# Supplied entries start

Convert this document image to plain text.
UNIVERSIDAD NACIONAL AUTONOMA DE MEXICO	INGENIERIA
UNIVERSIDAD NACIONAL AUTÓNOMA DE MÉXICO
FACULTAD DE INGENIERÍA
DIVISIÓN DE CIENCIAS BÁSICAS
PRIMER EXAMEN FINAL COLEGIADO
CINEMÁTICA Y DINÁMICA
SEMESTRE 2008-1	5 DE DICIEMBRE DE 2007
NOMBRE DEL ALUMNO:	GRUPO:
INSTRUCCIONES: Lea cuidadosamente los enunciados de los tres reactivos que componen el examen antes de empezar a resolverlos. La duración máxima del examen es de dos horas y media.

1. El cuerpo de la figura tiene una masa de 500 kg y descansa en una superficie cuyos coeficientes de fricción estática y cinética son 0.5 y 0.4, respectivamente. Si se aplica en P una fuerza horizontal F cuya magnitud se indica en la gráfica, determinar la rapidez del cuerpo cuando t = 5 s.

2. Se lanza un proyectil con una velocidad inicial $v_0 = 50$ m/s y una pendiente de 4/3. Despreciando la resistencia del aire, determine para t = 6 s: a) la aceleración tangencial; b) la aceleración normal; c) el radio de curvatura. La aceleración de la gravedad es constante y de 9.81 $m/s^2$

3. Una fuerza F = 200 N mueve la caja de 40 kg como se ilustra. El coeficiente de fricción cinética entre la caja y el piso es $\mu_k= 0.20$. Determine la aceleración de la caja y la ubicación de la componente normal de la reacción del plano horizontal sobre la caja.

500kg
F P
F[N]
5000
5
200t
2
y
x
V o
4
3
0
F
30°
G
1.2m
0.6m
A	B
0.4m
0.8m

# Supplied entries end

- What to produce:
Repeat the records above in full, character for character.

- Solution to this task:
Convert this document image to plain text.
UNIVERSIDAD NACIONAL AUTONOMA DE MEXICO	INGENIERIA
UNIVERSIDAD NACIONAL AUTÓNOMA DE MÉXICO
FACULTAD DE INGENIERÍA
DIVISIÓN DE CIENCIAS BÁSICAS
PRIMER EXAMEN FINAL COLEGIADO
CINEMÁTICA Y DINÁMICA
SEMESTRE 2008-1	5 DE DICIEMBRE DE 2007
NOMBRE DEL ALUMNO:	GRUPO:
INSTRUCCIONES: Lea cuidadosamente los enunciados de los tres reactivos que componen el examen antes de empezar a resolverlos. La duración máxima del examen es de dos horas y media.

1. El cuerpo de la figura tiene una masa de 500 kg y descansa en una superficie cuyos coeficientes de fricción estática y cinética son 0.5 y 0.4, respectivamente. Si se aplica en P una fuerza horizontal F cuya magnitud se indica en la gráfica, determinar la rapidez del cuerpo cuando t = 5 s.

2. Se lanza un proyectil con una velocidad inicial $v_0 = 50$ m/s y una pendiente de 4/3. Despreciando la resistencia del aire, determine para t = 6 s: a) la aceleración tangencial; b) la aceleración normal; c) el radio de curvatura. La aceleración de la gravedad es constante y de 9.81 $m/s^2$

3. Una fuerza F = 200 N mueve la caja de 40 kg como se ilustra. El coeficiente de fricción cinética entre la caja y el piso es $\mu_k= 0.20$. Determine la aceleración de la caja y la ubicación de la componente normal de la reacción del plano horizontal sobre la caja.

500kg
F P
F[N]
5000
5
200t
2
y
x
V o
4
3
0
F
30°
G
1.2m
0.6m
A	B
0.4m
0.8m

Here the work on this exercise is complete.